— START OF Records shown —

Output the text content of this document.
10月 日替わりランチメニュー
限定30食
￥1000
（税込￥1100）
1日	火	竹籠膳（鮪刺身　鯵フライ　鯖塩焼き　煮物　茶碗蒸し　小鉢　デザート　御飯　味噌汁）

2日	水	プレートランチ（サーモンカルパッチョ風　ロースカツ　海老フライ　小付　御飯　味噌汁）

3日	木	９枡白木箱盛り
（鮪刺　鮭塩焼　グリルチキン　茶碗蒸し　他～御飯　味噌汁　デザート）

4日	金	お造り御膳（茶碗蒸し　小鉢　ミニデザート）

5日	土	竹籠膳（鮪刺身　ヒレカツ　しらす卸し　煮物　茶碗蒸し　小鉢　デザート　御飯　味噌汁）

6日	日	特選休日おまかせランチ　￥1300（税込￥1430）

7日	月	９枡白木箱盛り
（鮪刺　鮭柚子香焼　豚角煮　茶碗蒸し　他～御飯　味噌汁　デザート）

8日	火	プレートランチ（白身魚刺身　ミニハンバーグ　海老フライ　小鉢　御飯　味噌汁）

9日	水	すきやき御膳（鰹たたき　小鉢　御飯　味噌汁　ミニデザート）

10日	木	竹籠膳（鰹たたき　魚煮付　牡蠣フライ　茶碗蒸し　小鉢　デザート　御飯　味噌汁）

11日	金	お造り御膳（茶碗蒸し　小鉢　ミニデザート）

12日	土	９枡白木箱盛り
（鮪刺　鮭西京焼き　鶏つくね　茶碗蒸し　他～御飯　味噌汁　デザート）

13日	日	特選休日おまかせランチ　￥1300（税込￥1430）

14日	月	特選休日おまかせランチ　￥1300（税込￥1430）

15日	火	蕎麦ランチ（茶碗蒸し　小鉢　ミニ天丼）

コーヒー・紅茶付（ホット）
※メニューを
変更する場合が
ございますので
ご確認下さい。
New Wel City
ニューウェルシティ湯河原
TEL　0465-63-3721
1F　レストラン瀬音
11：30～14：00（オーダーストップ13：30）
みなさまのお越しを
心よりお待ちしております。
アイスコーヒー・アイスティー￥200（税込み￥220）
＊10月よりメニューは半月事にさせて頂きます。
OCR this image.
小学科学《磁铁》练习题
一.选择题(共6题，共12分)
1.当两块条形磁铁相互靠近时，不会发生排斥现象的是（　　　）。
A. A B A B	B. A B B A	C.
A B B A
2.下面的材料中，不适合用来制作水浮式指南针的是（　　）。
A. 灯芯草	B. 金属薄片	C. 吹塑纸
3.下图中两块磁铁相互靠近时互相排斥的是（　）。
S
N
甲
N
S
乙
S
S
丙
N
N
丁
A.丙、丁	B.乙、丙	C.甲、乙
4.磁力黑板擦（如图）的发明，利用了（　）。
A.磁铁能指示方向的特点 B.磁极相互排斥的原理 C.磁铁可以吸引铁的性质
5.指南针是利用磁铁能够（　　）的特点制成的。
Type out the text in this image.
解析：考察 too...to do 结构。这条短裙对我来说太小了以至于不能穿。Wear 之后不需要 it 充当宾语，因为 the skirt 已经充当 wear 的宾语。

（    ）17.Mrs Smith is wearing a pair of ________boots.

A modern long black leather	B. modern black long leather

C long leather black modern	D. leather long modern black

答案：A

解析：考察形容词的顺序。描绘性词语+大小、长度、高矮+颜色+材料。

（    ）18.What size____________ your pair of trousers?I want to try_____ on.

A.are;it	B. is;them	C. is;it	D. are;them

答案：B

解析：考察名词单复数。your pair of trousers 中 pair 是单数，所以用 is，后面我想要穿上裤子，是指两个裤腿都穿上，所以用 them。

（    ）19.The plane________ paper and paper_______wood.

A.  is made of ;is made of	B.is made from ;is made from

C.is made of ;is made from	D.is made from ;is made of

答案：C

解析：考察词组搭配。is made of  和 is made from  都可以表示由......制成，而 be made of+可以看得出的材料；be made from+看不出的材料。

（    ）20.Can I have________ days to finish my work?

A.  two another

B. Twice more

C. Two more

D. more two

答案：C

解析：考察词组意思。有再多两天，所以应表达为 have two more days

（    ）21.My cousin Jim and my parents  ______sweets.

— END OF Records shown —

## [Task goal]
Each line above is to be repeated exactly.

## [Task solution]
Output the text content of this document.
10月 日替わりランチメニュー
限定30食
￥1000
（税込￥1100）
1日	火	竹籠膳（鮪刺身　鯵フライ　鯖塩焼き　煮物　茶碗蒸し　小鉢　デザート　御飯　味噌汁）

2日	水	プレートランチ（サーモンカルパッチョ風　ロースカツ　海老フライ　小付　御飯　味噌汁）

3日	木	９枡白木箱盛り
（鮪刺　鮭塩焼　グリルチキン　茶碗蒸し　他～御飯　味噌汁　デザート）

4日	金	お造り御膳（茶碗蒸し　小鉢　ミニデザート）

5日	土	竹籠膳（鮪刺身　ヒレカツ　しらす卸し　煮物　茶碗蒸し　小鉢　デザート　御飯　味噌汁）

6日	日	特選休日おまかせランチ　￥1300（税込￥1430）

7日	月	９枡白木箱盛り
（鮪刺　鮭柚子香焼　豚角煮　茶碗蒸し　他～御飯　味噌汁　デザート）

8日	火	プレートランチ（白身魚刺身　ミニハンバーグ　海老フライ　小鉢　御飯　味噌汁）

9日	水	すきやき御膳（鰹たたき　小鉢　御飯　味噌汁　ミニデザート）

10日	木	竹籠膳（鰹たたき　魚煮付　牡蠣フライ　茶碗蒸し　小鉢　デザート　御飯　味噌汁）

11日	金	お造り御膳（茶碗蒸し　小鉢　ミニデザート）

12日	土	９枡白木箱盛り
（鮪刺　鮭西京焼き　鶏つくね　茶碗蒸し　他～御飯　味噌汁　デザート）

13日	日	特選休日おまかせランチ　￥1300（税込￥1430）

14日	月	特選休日おまかせランチ　￥1300（税込￥1430）

15日	火	蕎麦ランチ（茶碗蒸し　小鉢　ミニ天丼）

コーヒー・紅茶付（ホット）
※メニューを
変更する場合が
ございますので
ご確認下さい。
New Wel City
ニューウェルシティ湯河原
TEL　0465-63-3721
1F　レストラン瀬音
11：30～14：00（オーダーストップ13：30）
みなさまのお越しを
心よりお待ちしております。
アイスコーヒー・アイスティー￥200（税込み￥220）
＊10月よりメニューは半月事にさせて頂きます。
OCR this image.
小学科学《磁铁》练习题
一.选择题(共6题，共12分)
1.当两块条形磁铁相互靠近时，不会发生排斥现象的是（　　　）。
A. A B A B	B. A B B A	C.
A B B A
2.下面的材料中，不适合用来制作水浮式指南针的是（　　）。
A. 灯芯草	B. 金属薄片	C. 吹塑纸
3.下图中两块磁铁相互靠近时互相排斥的是（　）。
S
N
甲
N
S
乙
S
S
丙
N
N
丁
A.丙、丁	B.乙、丙	C.甲、乙
4.磁力黑板擦（如图）的发明，利用了（　）。
A.磁铁能指示方向的特点 B.磁极相互排斥的原理 C.磁铁可以吸引铁的性质
5.指南针是利用磁铁能够（　　）的特点制成的。
Type out the text in this image.
解析：考察 too...to do 结构。这条短裙对我来说太小了以至于不能穿。Wear 之后不需要 it 充当宾语，因为 the skirt 已经充当 wear 的宾语。

（    ）17.Mrs Smith is wearing a pair of ________boots.

A modern long black leather	B. modern black long leather

C long leather black modern	D. leather long modern black

答案：A

解析：考察形容词的顺序。描绘性词语+大小、长度、高矮+颜色+材料。

（    ）18.What size____________ your pair of trousers?I want to try_____ on.

A.are;it	B. is;them	C. is;it	D. are;them

答案：B

解析：考察名词单复数。your pair of trousers 中 pair 是单数，所以用 is，后面我想要穿上裤子，是指两个裤腿都穿上，所以用 them。

（    ）19.The plane________ paper and paper_______wood.

A.  is made of ;is made of	B.is made from ;is made from

C.is made of ;is made from	D.is made from ;is made of

答案：C

解析：考察词组搭配。is made of  和 is made from  都可以表示由......制成，而 be made of+可以看得出的材料；be made from+看不出的材料。

（    ）20.Can I have________ days to finish my work?

A.  two another

B. Twice more

C. Two more

D. more two

答案：C

解析：考察词组意思。有再多两天，所以应表达为 have two more days

（    ）21.My cousin Jim and my parents  ______sweets.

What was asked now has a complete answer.